Work to do: Locate the string "this" in the records below. Copy every line where it occurs.

Exercise input:
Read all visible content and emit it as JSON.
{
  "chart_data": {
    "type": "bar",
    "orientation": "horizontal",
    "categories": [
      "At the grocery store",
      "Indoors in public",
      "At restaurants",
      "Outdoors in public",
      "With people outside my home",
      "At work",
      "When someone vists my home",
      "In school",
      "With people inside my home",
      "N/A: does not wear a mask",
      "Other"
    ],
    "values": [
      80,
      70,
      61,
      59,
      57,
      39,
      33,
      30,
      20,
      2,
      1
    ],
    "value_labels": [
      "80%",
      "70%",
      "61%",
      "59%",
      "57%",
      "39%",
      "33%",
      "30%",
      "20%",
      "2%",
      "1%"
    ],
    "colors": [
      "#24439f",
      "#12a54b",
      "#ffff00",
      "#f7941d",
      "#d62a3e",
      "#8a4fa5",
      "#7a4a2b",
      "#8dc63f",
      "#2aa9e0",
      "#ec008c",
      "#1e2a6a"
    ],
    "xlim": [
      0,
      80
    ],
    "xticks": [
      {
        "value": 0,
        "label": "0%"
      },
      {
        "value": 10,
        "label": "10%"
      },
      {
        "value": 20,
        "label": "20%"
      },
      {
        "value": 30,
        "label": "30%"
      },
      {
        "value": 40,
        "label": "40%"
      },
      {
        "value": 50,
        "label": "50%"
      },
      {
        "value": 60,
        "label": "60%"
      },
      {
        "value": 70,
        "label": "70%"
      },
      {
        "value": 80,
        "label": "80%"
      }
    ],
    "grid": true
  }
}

--

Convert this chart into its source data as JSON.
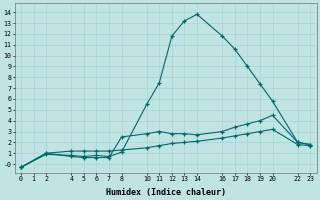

* * *

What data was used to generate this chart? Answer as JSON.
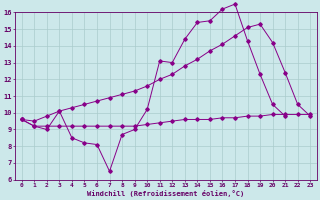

Answer below:
Convert this chart into its source data as JSON.
What data was used to generate this chart? Answer as JSON.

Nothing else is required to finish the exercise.